SHORT PROBLEM 1
Using the film review, answer each question:
(a) How old is Luis Bunuel?
(b) What misunderstanding is the movie's premise?
(c) What do the three men smuggle across French customs, and by what means?
SHORT PROBLEM 2
Decide whether each statement agrees with the film review. Answer yes or no and quote the words that decide it.
(a) The second audience of the evening laughed throughout the movie.
(b) The film clearly marks which scenes are dreams and which are real.
(c) Raphael serves as Ambassador to France from the Republic of Miranda.
SHORT PROBLEM 3
Write the next paragraph of the film review, picking up after its last sentence.

TEXT BLOCK
****************************************

The Discreet Charm of the Bourgeoisie at the Cheri Complex

EVEN AT THE AGE of 72, Luis Bunuel does not make movies, surrealistic or not, that are intelligible to all. The difficulty with Bunuel's new film, The Discreet Charm of the Bourgeoisie, is that it is possible to enjoy it without being certain how to react to it. The first audience one night recently left the movie bemused and unconvinced. A couple admired it, saying "That's wild," then wondered, "What's he doing?" The next audience that evening never stopped laughing. One might well ask, as does one confused character when caught in an uncomfortable situation midway through the movie, "Is this a joke?" And to that, Bunuel would have answered yes.

At stake in The Discreet Charm of the Bourgeoisie are the attenuated meals that six characters (Fernando Ray, Bulle Ogier, Raul Frankeur, Delphine Segrig, Jean-Pierre Cassel, Stephane Audran) never finish. A misunderstanding--guests arriving a day in advance for a dinner party--is the movie's premise and from it follow seven meals, each real or fantasy, all of which are interrupted by events, again either actual or imagined. The causes for the disruptions are as absurd as they are unexplained--the hosts making love while their guests wait, a funeral, a French military battalion, imprisonment for drug trafficking, and, on occasion, murder. All these scenes of action an inaction, which are not marked as dream or actuality, are strung together by the metaphor of all six bourgeois marching determinedly along a country road in the middle of nowhere.

We can gather that the three men, including Raphael, Ambassador to France from the Republic of Miranda, make a profit on the sly by smuggling cocaine across French customs in the diplomatic pouch. Raphael is also engaged in illicit though indifferent, lovemaking with his friend Francois's blond wife. Supposed terrorists pursue Raphael, who disposes of them as callously as he does the affairs of his state. Later all three couples are released from imprisonment on a drug trafficking charge by a discreet phone call from the French secretary, whom Raphael quickly invites to visit his country in return for the favor.

****************************************

Entries taken from a collection
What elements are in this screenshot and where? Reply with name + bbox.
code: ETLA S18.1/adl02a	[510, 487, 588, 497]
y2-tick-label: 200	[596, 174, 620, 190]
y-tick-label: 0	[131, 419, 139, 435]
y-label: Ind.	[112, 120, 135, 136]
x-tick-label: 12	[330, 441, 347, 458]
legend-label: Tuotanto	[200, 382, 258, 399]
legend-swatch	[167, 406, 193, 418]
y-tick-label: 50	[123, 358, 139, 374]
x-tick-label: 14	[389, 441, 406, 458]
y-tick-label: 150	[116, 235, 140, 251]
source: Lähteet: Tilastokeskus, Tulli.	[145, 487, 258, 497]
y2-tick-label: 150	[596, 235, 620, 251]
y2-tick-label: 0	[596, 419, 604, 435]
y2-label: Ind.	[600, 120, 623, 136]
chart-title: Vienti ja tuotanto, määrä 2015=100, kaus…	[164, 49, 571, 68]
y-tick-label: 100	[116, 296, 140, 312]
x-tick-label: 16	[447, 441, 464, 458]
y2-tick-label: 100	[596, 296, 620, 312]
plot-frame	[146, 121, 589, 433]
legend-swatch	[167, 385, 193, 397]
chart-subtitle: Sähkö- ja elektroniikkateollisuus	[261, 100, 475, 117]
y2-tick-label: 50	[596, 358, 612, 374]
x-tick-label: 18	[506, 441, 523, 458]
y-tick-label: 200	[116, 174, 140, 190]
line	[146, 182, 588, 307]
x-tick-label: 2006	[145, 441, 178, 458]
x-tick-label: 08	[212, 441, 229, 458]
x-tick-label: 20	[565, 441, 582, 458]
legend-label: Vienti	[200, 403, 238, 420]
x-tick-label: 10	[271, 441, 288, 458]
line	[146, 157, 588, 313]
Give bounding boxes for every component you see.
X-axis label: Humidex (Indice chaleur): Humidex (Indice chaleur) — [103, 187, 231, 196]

****************************************

RESULT 1
(a) He is 72.
(b) Guests arrive a day in advance for a dinner party.
(c) They smuggle cocaine in the diplomatic pouch.

RESULT 2
(a) Yes: "The next audience that evening never stopped laughing."
(b) No: "which are not marked as dream or actuality"
(c) Yes: "Raphael, Ambassador to France from the Republic of Miranda"

RESULT 3
LIKE THE INCOMPLETE MEALS which contain the action, a series of dreams act as additionally interlocking frames for the plot. The dreams are irrational, perverse, anarchic, and profane. A cavalry lieutenant interrupts the three women at their tea (though the restaurant, out of tea and coffee, serves only water), asking, "Did you have an unhappy childhood?" After recounting his own childhood when he poisoned his father, he abruptly excuses himself from the table. The film's fantasies are not only random and incidental like that of the cavalry officer's, but also structure our perceptions of the characters by revealing their common anxieties. Francois dreams they were invited to a dinner party which turned out to be part of a stageplay. The six diners beat a hasty retreat leaving Henri before the theater lights agonizing that he has forgotten his lines.

No sort of conduct eludes Bunuel's austere sense of outrage. An atheist who once remarked "I do not believe, thank God," Bunuel in his film mocks his own disgust at the corrupt and rigid structure of the Catholic Church. Though the sins of the clergy in this movie are venial and not carnal, they are still exposed. A bishop, on his way to give a dying man absolution, meets a peasant woman who whispers, "Father, I want to tell you something. I don't like Jesus Christ...Ever since I was a little child, I have hated him." Aghast, the bishop asks, "What? Such a kind, gentle God? How is this possible?" After the bishop administers the last sacraments to a man, who, it happens, killed his father and mother, saying to the sinner, "God in his kindness forgives the most hardened criminals," he then murders him.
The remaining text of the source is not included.